# start of Provided entries
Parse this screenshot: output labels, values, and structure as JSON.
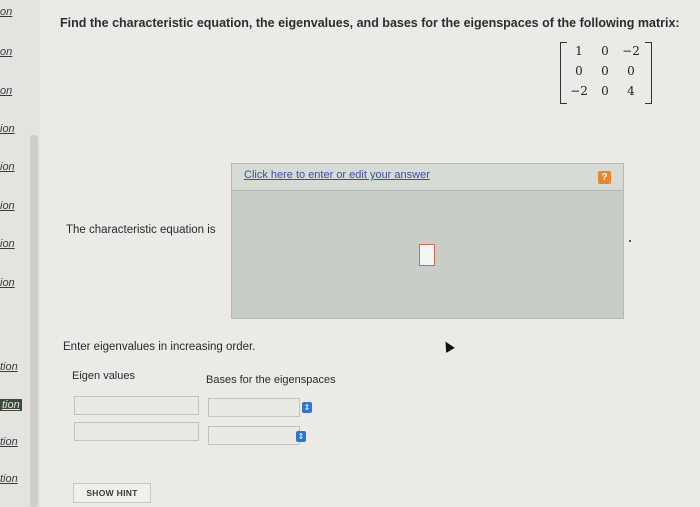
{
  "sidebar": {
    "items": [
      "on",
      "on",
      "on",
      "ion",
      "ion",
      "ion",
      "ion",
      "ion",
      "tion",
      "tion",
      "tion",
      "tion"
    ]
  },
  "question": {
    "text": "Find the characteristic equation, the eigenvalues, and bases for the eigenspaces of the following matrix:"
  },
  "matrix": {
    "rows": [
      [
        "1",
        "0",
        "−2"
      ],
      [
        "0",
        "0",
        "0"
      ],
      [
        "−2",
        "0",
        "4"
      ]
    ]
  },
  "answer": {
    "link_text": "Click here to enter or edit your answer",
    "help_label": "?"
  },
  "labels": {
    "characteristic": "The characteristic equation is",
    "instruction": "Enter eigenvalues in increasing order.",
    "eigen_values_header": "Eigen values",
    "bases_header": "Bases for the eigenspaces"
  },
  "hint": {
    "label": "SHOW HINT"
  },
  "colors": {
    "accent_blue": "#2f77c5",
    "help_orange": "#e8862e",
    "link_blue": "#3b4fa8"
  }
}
# end of Provided entries
What you are asked to do:
Return only those lines of the records that contain the string "matrix".

Result of the task:
    "text": "Find the characteristic equation, the eigenvalues, and bases for the eigenspaces of the following matrix:"
  "matrix": {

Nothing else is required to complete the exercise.